- _Document section_:
# Titanic 4-part miniseries on ABC April 14-15



## pablo (Oct 11, 2007)

http://abc.go.com/shows/titanic/



> From the creative minds of Julian Fellowes, Academy Award (Gosford Park), Emmy and Golden Globe winner (Downton Abbey), and BAFTA-winning producer Nigel Stafford Clark (Bleak House) comes the highly anticipated ABC Premiere Event, Titanic, a four-part miniseries that will premiere SATURDAY, APRIL 14 (8:00-11:00 p.m., ET) on the ABC Television Network. Parts One-Three will air on April 14, and the miniseries will conclude with Part Four on SUNDAY, APRIL 15 (9:00-10:00 p.m., ET), which will actually mark the 100th anniversary of the sinking of the RMS Titanic on April 15, 1912.


[YOUTUBEHD]R2en9NNN-Y8[/YOUTUBEHD]


----------



## dpeters11 (May 30, 2007)

Interesting. Though I think my wife will have enough with all the Titanic documentaries I have set to record.


----------



## pablo (Oct 11, 2007)

dpeters11 said:


> Interesting. Though I think my wife will have enough with all the Titanic documentaries I have set to record.


What are those?


----------



## dpeters11 (May 30, 2007)

Titanic's final mystery 4/5 on smithsonian at 8
Titanic: ballards secret mission 4/7 on nat geo at 8 (this is a few years old)
Titanic the final word with James Cameron nat geo 4/8 8-10
Titanic at 100: mystery solved on History. I'm recording it on 4/16 12-2 am because my hr34 said it was busy for the first airing.

I also recorded titanic: birth of the legend on green, that was also fairly old but recorded it anyway.

I think I saw a few others that I passed on, either because of age or only in sd.


----------



## SayWhat? (Jun 7, 2009)

How many ships have sunk in the world in the last 500 years?

Are there dozens of flicks on any one of them?

People need to get over this one.


----------



## dpeters11 (May 30, 2007)

To me there are a few ships that stand out among the others. Titanic is one of them. If it's not your thing, then don't watch them


----------



## pablo (Oct 11, 2007)

Layout region entries:
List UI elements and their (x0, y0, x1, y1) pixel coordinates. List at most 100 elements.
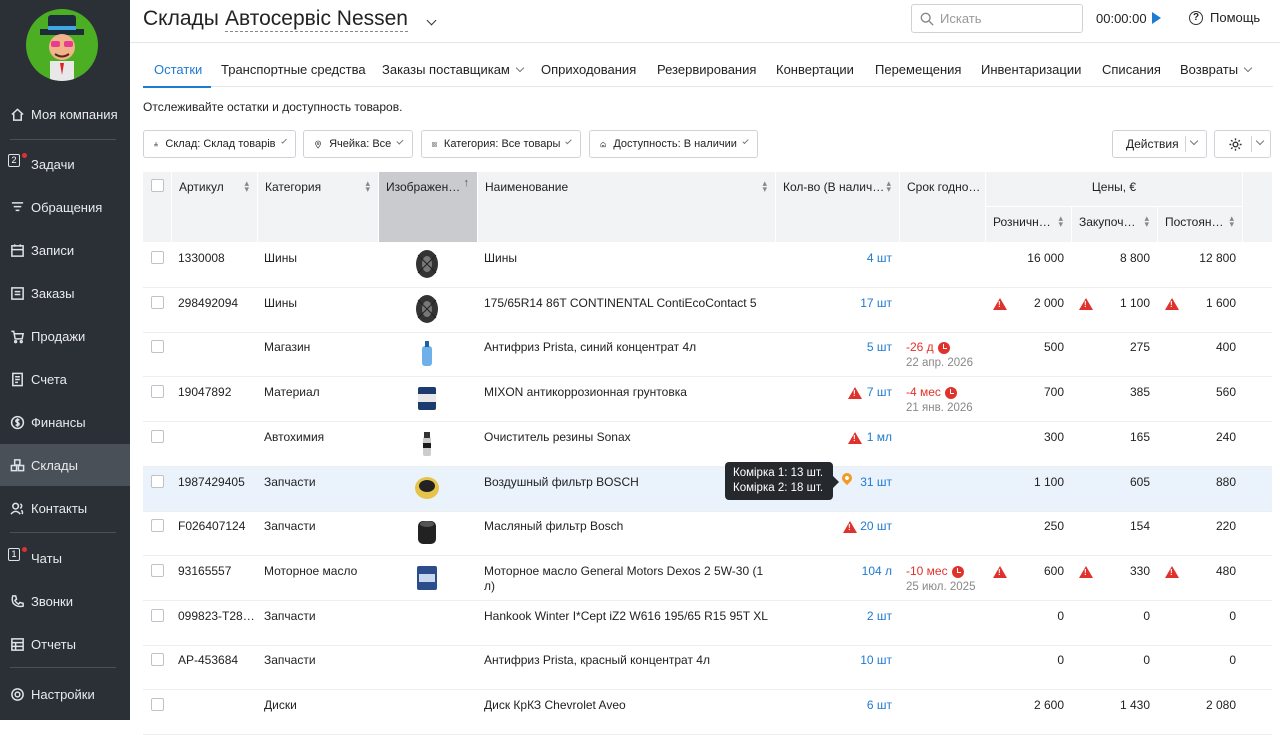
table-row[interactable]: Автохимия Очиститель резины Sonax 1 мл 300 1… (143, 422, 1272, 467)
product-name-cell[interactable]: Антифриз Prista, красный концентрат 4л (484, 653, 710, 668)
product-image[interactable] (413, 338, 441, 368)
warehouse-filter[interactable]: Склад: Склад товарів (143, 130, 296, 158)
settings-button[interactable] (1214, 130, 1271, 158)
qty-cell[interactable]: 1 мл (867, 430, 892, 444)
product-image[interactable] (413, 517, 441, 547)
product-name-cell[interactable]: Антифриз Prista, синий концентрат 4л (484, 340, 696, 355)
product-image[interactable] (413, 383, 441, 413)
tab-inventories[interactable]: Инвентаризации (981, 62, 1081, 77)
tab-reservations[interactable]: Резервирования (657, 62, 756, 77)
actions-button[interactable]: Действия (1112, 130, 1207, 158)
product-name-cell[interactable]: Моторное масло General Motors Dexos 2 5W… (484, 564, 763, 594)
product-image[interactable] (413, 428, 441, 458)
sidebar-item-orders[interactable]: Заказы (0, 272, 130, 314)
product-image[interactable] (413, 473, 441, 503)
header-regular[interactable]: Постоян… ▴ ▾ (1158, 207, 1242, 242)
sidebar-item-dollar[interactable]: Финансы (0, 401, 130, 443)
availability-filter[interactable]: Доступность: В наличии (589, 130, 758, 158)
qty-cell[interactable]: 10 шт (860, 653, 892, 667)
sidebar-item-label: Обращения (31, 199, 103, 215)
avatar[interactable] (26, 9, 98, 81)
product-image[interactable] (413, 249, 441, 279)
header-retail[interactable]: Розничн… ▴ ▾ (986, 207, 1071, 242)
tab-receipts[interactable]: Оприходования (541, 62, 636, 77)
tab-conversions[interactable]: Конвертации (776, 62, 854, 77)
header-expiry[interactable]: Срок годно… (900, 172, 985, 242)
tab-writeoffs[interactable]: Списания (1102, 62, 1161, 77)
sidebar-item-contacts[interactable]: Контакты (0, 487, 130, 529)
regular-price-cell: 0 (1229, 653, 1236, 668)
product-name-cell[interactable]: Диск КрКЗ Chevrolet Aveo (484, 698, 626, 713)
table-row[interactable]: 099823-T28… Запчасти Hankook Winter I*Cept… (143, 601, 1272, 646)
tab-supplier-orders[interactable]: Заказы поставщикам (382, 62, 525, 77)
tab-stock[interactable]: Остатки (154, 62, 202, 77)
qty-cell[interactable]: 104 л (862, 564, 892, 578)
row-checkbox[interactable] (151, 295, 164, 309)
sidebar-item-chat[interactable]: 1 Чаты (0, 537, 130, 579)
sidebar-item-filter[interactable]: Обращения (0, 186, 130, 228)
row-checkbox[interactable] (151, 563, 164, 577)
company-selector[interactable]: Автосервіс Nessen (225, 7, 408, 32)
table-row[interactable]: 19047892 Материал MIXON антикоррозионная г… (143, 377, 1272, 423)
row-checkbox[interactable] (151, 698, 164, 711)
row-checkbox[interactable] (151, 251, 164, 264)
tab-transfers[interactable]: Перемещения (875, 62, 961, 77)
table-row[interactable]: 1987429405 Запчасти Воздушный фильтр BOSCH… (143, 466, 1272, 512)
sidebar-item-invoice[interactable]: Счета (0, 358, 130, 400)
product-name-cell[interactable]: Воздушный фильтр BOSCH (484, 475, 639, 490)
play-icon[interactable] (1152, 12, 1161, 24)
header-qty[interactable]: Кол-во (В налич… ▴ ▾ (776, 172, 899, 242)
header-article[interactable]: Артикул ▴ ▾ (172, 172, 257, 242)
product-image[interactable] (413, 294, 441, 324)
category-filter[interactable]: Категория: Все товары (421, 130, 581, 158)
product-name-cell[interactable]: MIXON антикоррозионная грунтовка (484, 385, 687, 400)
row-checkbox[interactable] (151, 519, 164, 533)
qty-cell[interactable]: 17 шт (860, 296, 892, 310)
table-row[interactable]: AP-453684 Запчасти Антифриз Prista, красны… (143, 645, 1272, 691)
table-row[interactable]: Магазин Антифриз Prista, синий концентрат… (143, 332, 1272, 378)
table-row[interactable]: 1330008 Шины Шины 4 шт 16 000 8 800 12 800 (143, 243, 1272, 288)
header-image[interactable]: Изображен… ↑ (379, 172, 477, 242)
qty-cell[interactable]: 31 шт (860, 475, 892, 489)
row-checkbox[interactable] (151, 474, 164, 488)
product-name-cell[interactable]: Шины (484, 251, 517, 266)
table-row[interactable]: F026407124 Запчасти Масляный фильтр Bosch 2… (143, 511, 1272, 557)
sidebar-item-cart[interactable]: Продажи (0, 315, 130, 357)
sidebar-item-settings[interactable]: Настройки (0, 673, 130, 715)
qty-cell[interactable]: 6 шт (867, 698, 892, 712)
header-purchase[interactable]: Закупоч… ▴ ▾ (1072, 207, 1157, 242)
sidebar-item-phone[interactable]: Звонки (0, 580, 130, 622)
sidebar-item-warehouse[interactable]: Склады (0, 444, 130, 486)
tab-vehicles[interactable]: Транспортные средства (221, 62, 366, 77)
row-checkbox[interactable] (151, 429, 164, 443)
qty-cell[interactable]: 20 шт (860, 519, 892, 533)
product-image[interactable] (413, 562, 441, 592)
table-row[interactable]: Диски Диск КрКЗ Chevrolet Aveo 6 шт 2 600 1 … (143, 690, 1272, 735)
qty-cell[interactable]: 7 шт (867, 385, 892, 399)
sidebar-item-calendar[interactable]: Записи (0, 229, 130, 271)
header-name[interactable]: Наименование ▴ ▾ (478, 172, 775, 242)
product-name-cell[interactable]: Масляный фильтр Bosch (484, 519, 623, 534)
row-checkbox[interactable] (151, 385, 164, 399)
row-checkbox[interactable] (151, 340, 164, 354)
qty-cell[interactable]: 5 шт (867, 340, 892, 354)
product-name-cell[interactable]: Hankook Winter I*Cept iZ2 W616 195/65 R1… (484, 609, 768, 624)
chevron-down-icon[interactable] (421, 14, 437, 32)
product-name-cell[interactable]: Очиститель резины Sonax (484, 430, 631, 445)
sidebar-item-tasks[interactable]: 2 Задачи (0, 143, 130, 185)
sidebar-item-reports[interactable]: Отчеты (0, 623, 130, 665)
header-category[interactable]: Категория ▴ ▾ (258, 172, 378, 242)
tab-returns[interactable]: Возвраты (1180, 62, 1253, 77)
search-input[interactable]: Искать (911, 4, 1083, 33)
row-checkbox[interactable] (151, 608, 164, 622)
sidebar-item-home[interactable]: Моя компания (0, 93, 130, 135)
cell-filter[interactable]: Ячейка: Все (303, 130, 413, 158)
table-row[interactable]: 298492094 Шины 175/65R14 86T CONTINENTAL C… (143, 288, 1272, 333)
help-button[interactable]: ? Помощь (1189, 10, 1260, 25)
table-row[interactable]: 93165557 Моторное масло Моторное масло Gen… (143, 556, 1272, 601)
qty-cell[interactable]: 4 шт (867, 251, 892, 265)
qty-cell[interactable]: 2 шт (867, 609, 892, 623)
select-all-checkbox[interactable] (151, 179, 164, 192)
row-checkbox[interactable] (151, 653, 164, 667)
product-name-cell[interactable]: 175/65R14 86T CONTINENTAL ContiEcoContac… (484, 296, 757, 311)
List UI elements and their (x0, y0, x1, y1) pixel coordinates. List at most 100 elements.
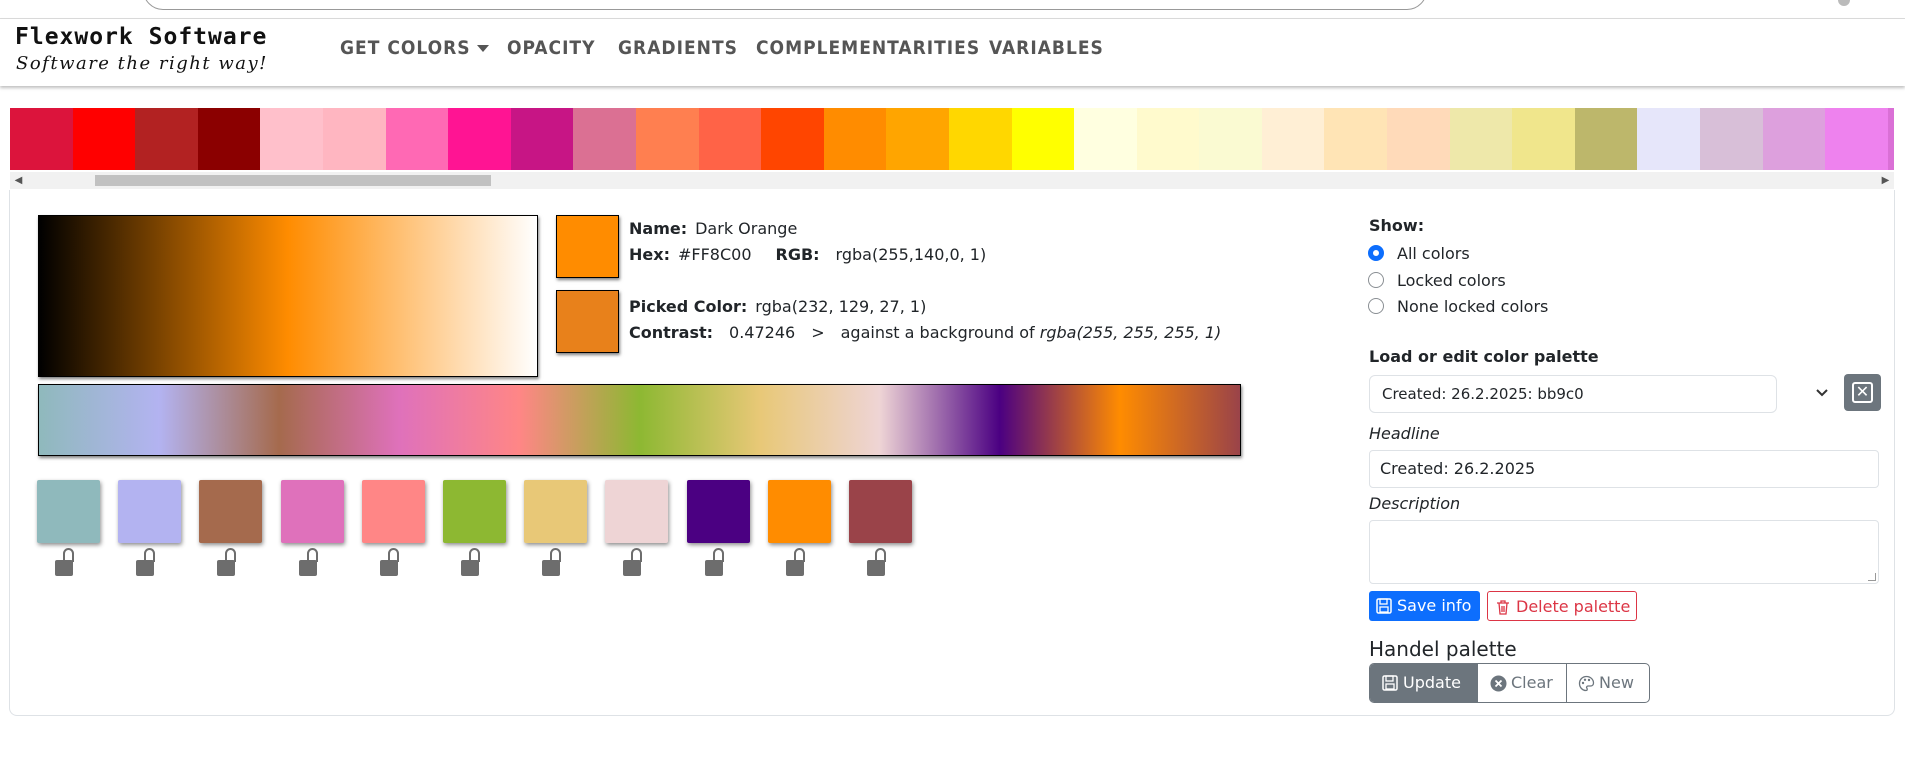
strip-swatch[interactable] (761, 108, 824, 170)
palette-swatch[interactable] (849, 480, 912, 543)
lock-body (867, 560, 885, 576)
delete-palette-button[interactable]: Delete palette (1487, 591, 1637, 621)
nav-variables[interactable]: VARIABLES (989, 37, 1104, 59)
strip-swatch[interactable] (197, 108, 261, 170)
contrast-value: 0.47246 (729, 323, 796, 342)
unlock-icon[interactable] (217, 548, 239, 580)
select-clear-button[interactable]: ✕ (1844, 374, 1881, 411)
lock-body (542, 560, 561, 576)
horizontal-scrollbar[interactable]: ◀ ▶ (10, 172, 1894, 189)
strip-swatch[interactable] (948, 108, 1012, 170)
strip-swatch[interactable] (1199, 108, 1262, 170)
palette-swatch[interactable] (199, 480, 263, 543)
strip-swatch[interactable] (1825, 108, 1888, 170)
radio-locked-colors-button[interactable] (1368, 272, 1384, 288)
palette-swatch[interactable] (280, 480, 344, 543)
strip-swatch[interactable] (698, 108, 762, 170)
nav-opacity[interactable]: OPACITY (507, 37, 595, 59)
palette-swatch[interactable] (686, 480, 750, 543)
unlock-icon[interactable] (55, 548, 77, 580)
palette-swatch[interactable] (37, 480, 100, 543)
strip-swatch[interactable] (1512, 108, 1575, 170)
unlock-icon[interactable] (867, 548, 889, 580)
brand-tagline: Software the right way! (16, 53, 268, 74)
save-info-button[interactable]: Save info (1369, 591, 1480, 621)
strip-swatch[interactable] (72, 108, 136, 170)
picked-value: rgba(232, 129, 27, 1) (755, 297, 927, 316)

- _Task instructions_:
1 – In the Titanic miniseries thread, on what day and at what time does Part Four air?
2 – Write the next part of the Titanic miniseries thread, picking up after the last line shown.
None of these entries is needed.

- _Set of answers_:
1 – Sunday, April 15, from 9:00 to 10:00 p.m. ET.

2 –
dpeters11 said:


> Titanic's final mystery 4/5 on smithsonian at 8
> Titanic: ballards secret mission 4/7 on nat geo at 8 (this is a few years old)
> Titanic the final word with James Cameron nat geo 4/8 8-10
> Titanic at 100: mystery solved on History. I'm recording it on 4/16 12-2 am because my hr34 said it was busy for the first airing.
> ...


Thanks for the heads up, I'll definitely record those.


----------



## photostudent (Nov 8, 2007)

Thanks. I would probably just thought it was reruns of Cameron's movie if I had not seen this thread.


----------



## hdtvfan0001 (Jul 28, 2004)

There's a great 3D/IMAX theater about 3 miles away here...they have already sold out 6 days worth of tickets for the Titanic 3D/IMAX release showings coming up locally....so I guess somebody must still be interested.

As for the other posted programs....

Thank you.

I have always found the various other such content to be informative, and often learn something new about this historical event.

Different strokes topic I suspect.


----------



## pablo (Oct 11, 2007)

SayWhat? said:


> How many ships have sunk in the world in the last 500 years?
> 
> Are there dozens of flicks on any one of them?
> 
> People need to get over this one.


Well, over 1500 people lost their lives. It's a pretty big deal.


----------



## dpeters11 (May 30, 2007)

I think there's more to it than that. I get what SayWhat is saying in a sense. Disasters like the sinking of the Sultana (the most casualties on a ship I can think of that wasn't due to attack, though I'm sure there are others) don't get the kind of attention Titanic does. The Sultana didn't exactly get a lot of press when it sank, let alone much talked about it now. Other stories took the medias attention from that one during the time.

Titanic has endured for a few reasons. The size and opulence of first class (I realize Britannic was larger), that they called it virtually unsinkable, yet sunk on her maiden voyage, and probably because John Jacob Astor IV and Isador and Ida Strauss died. It's also the disaster that caused many changes to happen in terms of ship safety and design, the creation of the ice patrol etc.


----------



## phrelin (Jan 18, 2007)

The first two decades of the 1900's was really the pinnacle of newspaper influence on popular culture. The "yellow journalism" battles of Pulitzer vs. Hearst in the late 1890's for all the sins involved, set the stage for a sensational newspaper press while radio would not begin to displace newspaper "scoops" until the next decade.

Add to that the fact that in 1912 the European-American engineering and scientific community was pretty full of itself. 

Now it's 2012 and things are surprisingly similar in the news biz. Imagine a slow news month with CNN, Fox News, MSNBC, plus the broadcast networks taking on a story with as many different elements. There was just so much to work with in this story.


----------



## pablo (Oct 11, 2007)

For the record, the Doña Paz collision was the most deadliest with over 4000 casualties: http://en.wikipedia.org/wiki/MV_Doña_Paz


----------



## pablo (Oct 11, 2007)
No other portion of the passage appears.